WRITTEN TASK - Each line should be copied exactly.

RAW RECORDS -
•••••

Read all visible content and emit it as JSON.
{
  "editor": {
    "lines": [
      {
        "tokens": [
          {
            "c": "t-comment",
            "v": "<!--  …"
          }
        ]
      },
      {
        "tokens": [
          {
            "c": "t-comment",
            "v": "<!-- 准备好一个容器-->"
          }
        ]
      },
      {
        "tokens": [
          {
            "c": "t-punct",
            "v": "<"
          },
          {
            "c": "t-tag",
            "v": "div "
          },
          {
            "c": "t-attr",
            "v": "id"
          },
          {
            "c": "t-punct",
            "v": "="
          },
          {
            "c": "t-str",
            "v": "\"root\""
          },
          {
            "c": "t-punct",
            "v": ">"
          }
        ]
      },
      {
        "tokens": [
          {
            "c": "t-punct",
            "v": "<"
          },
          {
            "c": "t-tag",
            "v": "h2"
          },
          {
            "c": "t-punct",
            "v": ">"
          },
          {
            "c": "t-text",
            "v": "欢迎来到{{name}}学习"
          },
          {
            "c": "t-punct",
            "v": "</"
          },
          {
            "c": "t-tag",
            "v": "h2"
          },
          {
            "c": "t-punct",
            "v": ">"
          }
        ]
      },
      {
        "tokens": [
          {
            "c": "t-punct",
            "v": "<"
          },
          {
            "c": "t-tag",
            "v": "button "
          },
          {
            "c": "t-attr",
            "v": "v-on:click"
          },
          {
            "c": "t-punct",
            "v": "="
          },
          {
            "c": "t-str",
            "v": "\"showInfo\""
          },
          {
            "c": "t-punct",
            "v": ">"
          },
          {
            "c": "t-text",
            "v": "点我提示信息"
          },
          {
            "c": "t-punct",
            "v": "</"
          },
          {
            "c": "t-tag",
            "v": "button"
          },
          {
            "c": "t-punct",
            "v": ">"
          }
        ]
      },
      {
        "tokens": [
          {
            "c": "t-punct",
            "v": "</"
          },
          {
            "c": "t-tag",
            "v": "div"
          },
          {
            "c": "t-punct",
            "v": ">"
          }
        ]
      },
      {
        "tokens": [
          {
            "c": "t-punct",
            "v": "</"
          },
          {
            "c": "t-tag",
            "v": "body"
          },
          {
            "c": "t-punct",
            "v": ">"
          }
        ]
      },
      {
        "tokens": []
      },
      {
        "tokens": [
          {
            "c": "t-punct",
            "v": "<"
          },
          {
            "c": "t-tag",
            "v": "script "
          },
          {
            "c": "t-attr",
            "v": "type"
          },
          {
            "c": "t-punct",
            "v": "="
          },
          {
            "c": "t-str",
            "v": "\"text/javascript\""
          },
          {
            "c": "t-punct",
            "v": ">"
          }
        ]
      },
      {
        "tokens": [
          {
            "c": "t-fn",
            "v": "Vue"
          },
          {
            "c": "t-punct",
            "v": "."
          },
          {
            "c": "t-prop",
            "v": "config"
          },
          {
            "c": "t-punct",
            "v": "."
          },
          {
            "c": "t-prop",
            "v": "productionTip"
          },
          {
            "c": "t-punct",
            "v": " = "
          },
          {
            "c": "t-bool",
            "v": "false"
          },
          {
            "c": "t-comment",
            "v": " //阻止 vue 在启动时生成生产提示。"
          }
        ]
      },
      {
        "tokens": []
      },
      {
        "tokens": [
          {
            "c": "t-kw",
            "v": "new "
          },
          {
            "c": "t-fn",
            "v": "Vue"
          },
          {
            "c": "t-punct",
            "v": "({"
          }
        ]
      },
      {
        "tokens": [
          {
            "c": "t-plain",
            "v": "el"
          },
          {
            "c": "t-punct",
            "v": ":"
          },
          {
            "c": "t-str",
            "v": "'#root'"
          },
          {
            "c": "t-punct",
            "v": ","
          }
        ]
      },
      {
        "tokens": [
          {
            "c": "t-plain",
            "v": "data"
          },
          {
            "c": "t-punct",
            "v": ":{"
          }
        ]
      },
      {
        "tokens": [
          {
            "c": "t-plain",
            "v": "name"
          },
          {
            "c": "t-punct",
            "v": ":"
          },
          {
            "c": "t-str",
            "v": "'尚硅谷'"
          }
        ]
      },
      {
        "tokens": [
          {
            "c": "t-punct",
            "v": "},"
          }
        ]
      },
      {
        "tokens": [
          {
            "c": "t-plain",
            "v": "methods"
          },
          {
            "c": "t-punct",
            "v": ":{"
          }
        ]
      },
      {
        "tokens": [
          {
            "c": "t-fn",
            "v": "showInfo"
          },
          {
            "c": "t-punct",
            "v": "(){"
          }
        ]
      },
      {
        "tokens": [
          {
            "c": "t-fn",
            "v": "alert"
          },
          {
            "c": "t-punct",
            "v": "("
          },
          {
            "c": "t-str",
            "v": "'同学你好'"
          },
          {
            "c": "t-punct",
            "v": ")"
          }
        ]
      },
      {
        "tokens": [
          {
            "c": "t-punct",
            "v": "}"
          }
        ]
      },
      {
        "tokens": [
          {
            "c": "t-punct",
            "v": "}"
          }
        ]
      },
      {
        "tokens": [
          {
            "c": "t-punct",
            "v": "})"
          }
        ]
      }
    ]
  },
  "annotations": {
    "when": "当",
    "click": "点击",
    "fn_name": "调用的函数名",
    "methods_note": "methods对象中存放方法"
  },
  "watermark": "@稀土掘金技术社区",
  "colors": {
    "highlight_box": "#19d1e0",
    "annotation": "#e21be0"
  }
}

•••••

THE REPLY -
Read all visible content and emit it as JSON.
{
  "editor": {
    "lines": [
      {
        "tokens": [
          {
            "c": "t-comment",
            "v": "<!--  …"
          }
        ]
      },
      {
        "tokens": [
          {
            "c": "t-comment",
            "v": "<!-- 准备好一个容器-->"
          }
        ]
      },
      {
        "tokens": [
          {
            "c": "t-punct",
            "v": "<"
          },
          {
            "c": "t-tag",
            "v": "div "
          },
          {
            "c": "t-attr",
            "v": "id"
          },
          {
            "c": "t-punct",
            "v": "="
          },
          {
            "c": "t-str",
            "v": "\"root\""
          },
          {
            "c": "t-punct",
            "v": ">"
          }
        ]
      },
      {
        "tokens": [
          {
            "c": "t-punct",
            "v": "<"
          },
          {
            "c": "t-tag",
            "v": "h2"
          },
          {
            "c": "t-punct",
            "v": ">"
          },
          {
            "c": "t-text",
            "v": "欢迎来到{{name}}学习"
          },
          {
            "c": "t-punct",
            "v": "</"
          },
          {
            "c": "t-tag",
            "v": "h2"
          },
          {
            "c": "t-punct",
            "v": ">"
          }
        ]
      },
      {
        "tokens": [
          {
            "c": "t-punct",
            "v": "<"
          },
          {
            "c": "t-tag",
            "v": "button "
          },
          {
            "c": "t-attr",
            "v": "v-on:click"
          },
          {
            "c": "t-punct",
            "v": "="
          },
          {
            "c": "t-str",
            "v": "\"showInfo\""
          },
          {
            "c": "t-punct",
            "v": ">"
          },
          {
            "c": "t-text",
            "v": "点我提示信息"
          },
          {
            "c": "t-punct",
            "v": "</"
          },
          {
            "c": "t-tag",
            "v": "button"
          },
          {
            "c": "t-punct",
            "v": ">"
          }
        ]
      },
      {
        "tokens": [
          {
            "c": "t-punct",
            "v": "</"
          },
          {
            "c": "t-tag",
            "v": "div"
          },
          {
            "c": "t-punct",
            "v": ">"
          }
        ]
      },
      {
        "tokens": [
          {
            "c": "t-punct",
            "v": "</"
          },
          {
            "c": "t-tag",
            "v": "body"
          },
          {
            "c": "t-punct",
            "v": ">"
          }
        ]
      },
      {
        "tokens": []
      },
      {
        "tokens": [
          {
            "c": "t-punct",
            "v": "<"
          },
          {
            "c": "t-tag",
            "v": "script "
          },
          {
            "c": "t-attr",
            "v": "type"
          },
          {
            "c": "t-punct",
            "v": "="
          },
          {
            "c": "t-str",
            "v": "\"text/javascript\""
          },
          {
            "c": "t-punct",
            "v": ">"
          }
        ]
      },
      {
        "tokens": [
          {
            "c": "t-fn",
            "v": "Vue"
          },
          {
            "c": "t-punct",
            "v": "."
          },
          {
            "c": "t-prop",
            "v": "config"
          },
          {
            "c": "t-punct",
            "v": "."
          },
          {
            "c": "t-prop",
            "v": "productionTip"
          },
          {
            "c": "t-punct",
            "v": " = "
          },
          {
            "c": "t-bool",
            "v": "false"
          },
          {
            "c": "t-comment",
            "v": " //阻止 vue 在启动时生成生产提示。"
          }
        ]
      },
      {
        "tokens": []
      },
      {
        "tokens": [
          {
            "c": "t-kw",
            "v": "new "
          },
          {
            "c": "t-fn",
            "v": "Vue"
          },
          {
            "c": "t-punct",
            "v": "({"
          }
        ]
      },
      {
        "tokens": [
          {
            "c": "t-plain",
            "v": "el"
          },
          {
            "c": "t-punct",
            "v": ":"
          },
          {
            "c": "t-str",
            "v": "'#root'"
          },
          {
            "c": "t-punct",
            "v": ","
          }
        ]
      },
      {
        "tokens": [
          {
            "c": "t-plain",
            "v": "data"
          },
          {
            "c": "t-punct",
            "v": ":{"
          }
        ]
      },
      {
        "tokens": [
          {
            "c": "t-plain",
            "v": "name"
          },
          {
            "c": "t-punct",
            "v": ":"
          },
          {
            "c": "t-str",
            "v": "'尚硅谷'"
          }
        ]
      },
      {
        "tokens": [
          {
            "c": "t-punct",
            "v": "},"
          }
        ]
      },
      {
        "tokens": [
          {
            "c": "t-plain",
            "v": "methods"
          },
          {
            "c": "t-punct",
            "v": ":{"
          }
        ]
      },
      {
        "tokens": [
          {
            "c": "t-fn",
            "v": "showInfo"
          },
          {
            "c": "t-punct",
            "v": "(){"
          }
        ]
      },
      {
        "tokens": [
          {
            "c": "t-fn",
            "v": "alert"
          },
          {
            "c": "t-punct",
            "v": "("
          },
          {
            "c": "t-str",
            "v": "'同学你好'"
          },
          {
            "c": "t-punct",
            "v": ")"
          }
        ]
      },
      {
        "tokens": [
          {
            "c": "t-punct",
            "v": "}"
          }
        ]
      },
      {
        "tokens": [
          {
            "c": "t-punct",
            "v": "}"
          }
        ]
      },
      {
        "tokens": [
          {
            "c": "t-punct",
            "v": "})"
          }
        ]
      }
    ]
  },
  "annotations": {
    "when": "当",
    "click": "点击",
    "fn_name": "调用的函数名",
    "methods_note": "methods对象中存放方法"
  },
  "watermark": "@稀土掘金技术社区",
  "colors": {
    "highlight_box": "#19d1e0",
    "annotation": "#e21be0"
  }
}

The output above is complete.